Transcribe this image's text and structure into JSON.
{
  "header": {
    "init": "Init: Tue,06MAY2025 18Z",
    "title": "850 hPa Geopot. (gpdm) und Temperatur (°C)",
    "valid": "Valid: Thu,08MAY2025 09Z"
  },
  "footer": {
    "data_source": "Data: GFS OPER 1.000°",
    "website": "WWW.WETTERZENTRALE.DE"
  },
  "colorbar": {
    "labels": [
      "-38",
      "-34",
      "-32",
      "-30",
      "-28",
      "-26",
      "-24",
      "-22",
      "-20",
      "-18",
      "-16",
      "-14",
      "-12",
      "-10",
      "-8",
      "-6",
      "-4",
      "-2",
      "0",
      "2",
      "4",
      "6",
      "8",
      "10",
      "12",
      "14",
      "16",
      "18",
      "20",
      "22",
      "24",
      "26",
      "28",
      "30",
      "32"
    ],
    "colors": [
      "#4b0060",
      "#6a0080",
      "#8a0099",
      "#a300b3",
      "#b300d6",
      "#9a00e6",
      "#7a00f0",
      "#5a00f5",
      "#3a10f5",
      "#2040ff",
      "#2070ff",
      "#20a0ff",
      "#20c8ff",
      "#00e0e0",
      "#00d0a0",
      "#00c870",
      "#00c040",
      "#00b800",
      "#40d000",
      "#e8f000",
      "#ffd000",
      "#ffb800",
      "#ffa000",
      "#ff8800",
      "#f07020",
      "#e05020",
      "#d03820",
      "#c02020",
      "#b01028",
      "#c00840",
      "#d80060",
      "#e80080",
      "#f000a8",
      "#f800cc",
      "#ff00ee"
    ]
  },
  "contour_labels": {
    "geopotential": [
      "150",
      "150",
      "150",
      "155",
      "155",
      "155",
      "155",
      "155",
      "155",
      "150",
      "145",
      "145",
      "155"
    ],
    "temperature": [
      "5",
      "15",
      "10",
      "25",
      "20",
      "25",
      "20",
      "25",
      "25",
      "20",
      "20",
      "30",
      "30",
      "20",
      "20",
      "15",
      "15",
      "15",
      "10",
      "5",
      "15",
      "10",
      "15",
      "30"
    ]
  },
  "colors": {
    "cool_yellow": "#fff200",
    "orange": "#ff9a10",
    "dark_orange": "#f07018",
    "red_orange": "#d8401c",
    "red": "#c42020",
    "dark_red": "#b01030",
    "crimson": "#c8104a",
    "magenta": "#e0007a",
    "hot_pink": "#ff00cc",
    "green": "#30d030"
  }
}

*Given exercise*:
Print the records once more, exactly as they were given.

*Solution for this exercise*:
Transcribe this image's text and structure into JSON.
{
  "header": {
    "init": "Init: Tue,06MAY2025 18Z",
    "title": "850 hPa Geopot. (gpdm) und Temperatur (°C)",
    "valid": "Valid: Thu,08MAY2025 09Z"
  },
  "footer": {
    "data_source": "Data: GFS OPER 1.000°",
    "website": "WWW.WETTERZENTRALE.DE"
  },
  "colorbar": {
    "labels": [
      "-38",
      "-34",
      "-32",
      "-30",
      "-28",
      "-26",
      "-24",
      "-22",
      "-20",
      "-18",
      "-16",
      "-14",
      "-12",
      "-10",
      "-8",
      "-6",
      "-4",
      "-2",
      "0",
      "2",
      "4",
      "6",
      "8",
      "10",
      "12",
      "14",
      "16",
      "18",
      "20",
      "22",
      "24",
      "26",
      "28",
      "30",
      "32"
    ],
    "colors": [
      "#4b0060",
      "#6a0080",
      "#8a0099",
      "#a300b3",
      "#b300d6",
      "#9a00e6",
      "#7a00f0",
      "#5a00f5",
      "#3a10f5",
      "#2040ff",
      "#2070ff",
      "#20a0ff",
      "#20c8ff",
      "#00e0e0",
      "#00d0a0",
      "#00c870",
      "#00c040",
      "#00b800",
      "#40d000",
      "#e8f000",
      "#ffd000",
      "#ffb800",
      "#ffa000",
      "#ff8800",
      "#f07020",
      "#e05020",
      "#d03820",
      "#c02020",
      "#b01028",
      "#c00840",
      "#d80060",
      "#e80080",
      "#f000a8",
      "#f800cc",
      "#ff00ee"
    ]
  },
  "contour_labels": {
    "geopotential": [
      "150",
      "150",
      "150",
      "155",
      "155",
      "155",
      "155",
      "155",
      "155",
      "150",
      "145",
      "145",
      "155"
    ],
    "temperature": [
      "5",
      "15",
      "10",
      "25",
      "20",
      "25",
      "20",
      "25",
      "25",
      "20",
      "20",
      "30",
      "30",
      "20",
      "20",
      "15",
      "15",
      "15",
      "10",
      "5",
      "15",
      "10",
      "15",
      "30"
    ]
  },
  "colors": {
    "cool_yellow": "#fff200",
    "orange": "#ff9a10",
    "dark_orange": "#f07018",
    "red_orange": "#d8401c",
    "red": "#c42020",
    "dark_red": "#b01030",
    "crimson": "#c8104a",
    "magenta": "#e0007a",
    "hot_pink": "#ff00cc",
    "green": "#30d030"
  }
}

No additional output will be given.